Some records:
####################

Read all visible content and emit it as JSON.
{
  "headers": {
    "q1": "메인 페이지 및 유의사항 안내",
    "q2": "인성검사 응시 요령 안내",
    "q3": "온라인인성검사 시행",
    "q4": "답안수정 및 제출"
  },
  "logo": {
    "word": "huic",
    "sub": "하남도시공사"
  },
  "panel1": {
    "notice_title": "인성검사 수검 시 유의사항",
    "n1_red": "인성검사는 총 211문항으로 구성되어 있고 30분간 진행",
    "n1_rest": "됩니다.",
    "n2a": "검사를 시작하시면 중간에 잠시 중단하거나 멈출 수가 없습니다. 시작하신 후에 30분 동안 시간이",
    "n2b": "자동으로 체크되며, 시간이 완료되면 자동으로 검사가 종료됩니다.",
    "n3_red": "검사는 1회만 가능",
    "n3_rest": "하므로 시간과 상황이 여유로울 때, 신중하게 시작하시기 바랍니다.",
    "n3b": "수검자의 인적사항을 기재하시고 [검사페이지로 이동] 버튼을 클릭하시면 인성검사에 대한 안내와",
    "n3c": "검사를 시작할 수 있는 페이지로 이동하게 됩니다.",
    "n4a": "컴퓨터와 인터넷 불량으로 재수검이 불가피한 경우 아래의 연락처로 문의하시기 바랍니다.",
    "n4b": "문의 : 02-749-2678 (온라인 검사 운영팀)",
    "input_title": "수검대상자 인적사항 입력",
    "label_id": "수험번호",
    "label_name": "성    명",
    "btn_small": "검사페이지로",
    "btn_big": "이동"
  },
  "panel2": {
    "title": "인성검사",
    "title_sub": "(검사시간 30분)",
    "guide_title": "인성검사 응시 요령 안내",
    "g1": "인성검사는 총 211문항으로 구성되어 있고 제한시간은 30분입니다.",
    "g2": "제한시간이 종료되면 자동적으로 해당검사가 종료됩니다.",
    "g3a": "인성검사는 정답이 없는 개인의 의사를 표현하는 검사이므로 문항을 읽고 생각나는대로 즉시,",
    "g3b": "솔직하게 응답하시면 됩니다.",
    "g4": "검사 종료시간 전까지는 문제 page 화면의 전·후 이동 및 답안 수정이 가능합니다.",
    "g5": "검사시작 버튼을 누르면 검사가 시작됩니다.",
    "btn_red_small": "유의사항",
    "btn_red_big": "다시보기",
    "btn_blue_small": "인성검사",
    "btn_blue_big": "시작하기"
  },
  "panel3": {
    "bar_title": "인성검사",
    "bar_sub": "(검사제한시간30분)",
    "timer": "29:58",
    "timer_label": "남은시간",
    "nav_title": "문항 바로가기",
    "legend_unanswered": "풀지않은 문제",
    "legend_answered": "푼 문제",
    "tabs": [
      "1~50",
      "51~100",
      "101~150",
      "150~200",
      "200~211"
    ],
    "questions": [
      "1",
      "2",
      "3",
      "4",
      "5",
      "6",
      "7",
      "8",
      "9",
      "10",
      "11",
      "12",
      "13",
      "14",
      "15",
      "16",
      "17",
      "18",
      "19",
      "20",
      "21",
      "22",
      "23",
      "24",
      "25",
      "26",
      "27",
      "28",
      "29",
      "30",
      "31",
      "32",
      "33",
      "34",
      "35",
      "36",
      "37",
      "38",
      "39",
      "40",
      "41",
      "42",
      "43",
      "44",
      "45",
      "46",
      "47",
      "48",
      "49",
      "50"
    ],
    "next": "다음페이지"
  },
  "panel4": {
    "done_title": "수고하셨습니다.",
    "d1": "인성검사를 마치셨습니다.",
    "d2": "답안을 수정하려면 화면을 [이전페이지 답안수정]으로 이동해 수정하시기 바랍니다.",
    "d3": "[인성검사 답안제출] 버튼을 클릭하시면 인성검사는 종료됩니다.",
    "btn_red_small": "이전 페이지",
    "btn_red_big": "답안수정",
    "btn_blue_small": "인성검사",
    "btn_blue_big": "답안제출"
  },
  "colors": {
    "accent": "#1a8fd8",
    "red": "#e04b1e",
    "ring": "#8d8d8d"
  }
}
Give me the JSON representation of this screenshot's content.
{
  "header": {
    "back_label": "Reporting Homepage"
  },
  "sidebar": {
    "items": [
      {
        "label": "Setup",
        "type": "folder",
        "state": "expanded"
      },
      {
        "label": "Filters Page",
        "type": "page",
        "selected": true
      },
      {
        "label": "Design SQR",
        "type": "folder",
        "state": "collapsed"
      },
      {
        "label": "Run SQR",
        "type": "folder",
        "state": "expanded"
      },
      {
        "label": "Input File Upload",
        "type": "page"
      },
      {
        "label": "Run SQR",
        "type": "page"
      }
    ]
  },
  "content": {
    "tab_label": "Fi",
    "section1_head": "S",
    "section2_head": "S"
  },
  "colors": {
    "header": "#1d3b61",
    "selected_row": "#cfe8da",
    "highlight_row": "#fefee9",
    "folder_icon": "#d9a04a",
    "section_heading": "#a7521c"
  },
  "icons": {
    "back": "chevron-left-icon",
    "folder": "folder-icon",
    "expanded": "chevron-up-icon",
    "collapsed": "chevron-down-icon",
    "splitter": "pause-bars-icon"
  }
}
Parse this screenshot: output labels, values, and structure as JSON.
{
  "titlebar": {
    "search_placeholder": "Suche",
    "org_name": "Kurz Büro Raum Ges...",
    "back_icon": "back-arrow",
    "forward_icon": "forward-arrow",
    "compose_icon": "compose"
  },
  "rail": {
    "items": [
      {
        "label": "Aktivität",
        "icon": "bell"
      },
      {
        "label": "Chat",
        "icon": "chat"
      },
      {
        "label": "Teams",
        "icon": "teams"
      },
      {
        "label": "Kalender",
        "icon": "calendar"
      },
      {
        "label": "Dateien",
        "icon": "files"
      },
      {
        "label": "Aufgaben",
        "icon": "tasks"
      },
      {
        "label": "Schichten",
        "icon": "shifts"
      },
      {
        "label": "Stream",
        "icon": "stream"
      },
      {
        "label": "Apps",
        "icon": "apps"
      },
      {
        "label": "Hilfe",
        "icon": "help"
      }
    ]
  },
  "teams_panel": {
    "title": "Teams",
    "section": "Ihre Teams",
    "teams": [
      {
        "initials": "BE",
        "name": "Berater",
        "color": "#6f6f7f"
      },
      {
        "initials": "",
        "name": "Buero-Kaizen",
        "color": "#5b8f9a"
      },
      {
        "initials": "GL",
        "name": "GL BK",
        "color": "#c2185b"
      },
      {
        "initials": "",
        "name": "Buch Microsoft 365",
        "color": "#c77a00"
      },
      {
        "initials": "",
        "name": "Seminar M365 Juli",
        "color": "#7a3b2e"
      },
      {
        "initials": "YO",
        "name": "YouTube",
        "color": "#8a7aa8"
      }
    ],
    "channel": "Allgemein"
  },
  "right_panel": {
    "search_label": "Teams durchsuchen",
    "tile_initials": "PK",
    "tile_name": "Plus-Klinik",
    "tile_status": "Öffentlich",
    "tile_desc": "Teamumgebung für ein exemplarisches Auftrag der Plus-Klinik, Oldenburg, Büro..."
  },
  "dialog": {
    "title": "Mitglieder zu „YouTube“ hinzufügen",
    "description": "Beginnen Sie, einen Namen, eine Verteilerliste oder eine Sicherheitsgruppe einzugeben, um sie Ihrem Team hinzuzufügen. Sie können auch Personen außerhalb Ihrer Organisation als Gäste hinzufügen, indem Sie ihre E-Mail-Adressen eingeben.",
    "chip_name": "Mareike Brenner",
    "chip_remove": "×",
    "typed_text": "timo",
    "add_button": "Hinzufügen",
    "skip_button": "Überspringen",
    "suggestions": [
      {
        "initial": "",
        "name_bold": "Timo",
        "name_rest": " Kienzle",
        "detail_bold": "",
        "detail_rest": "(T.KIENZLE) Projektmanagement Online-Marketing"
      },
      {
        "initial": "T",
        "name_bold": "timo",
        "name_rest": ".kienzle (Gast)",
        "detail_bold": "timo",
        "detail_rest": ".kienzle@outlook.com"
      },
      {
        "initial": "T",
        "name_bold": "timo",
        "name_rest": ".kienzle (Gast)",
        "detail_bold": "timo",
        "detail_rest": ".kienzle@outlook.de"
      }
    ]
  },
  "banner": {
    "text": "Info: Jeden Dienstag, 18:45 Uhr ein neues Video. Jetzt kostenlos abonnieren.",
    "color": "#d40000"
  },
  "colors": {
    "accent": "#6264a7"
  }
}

####################

# TASK REQUIREMENTS
What is the number of lines in this listing that contain the word "Klinik"? Answer with that number and nothing else.

# PROBLEM SOLUTION
2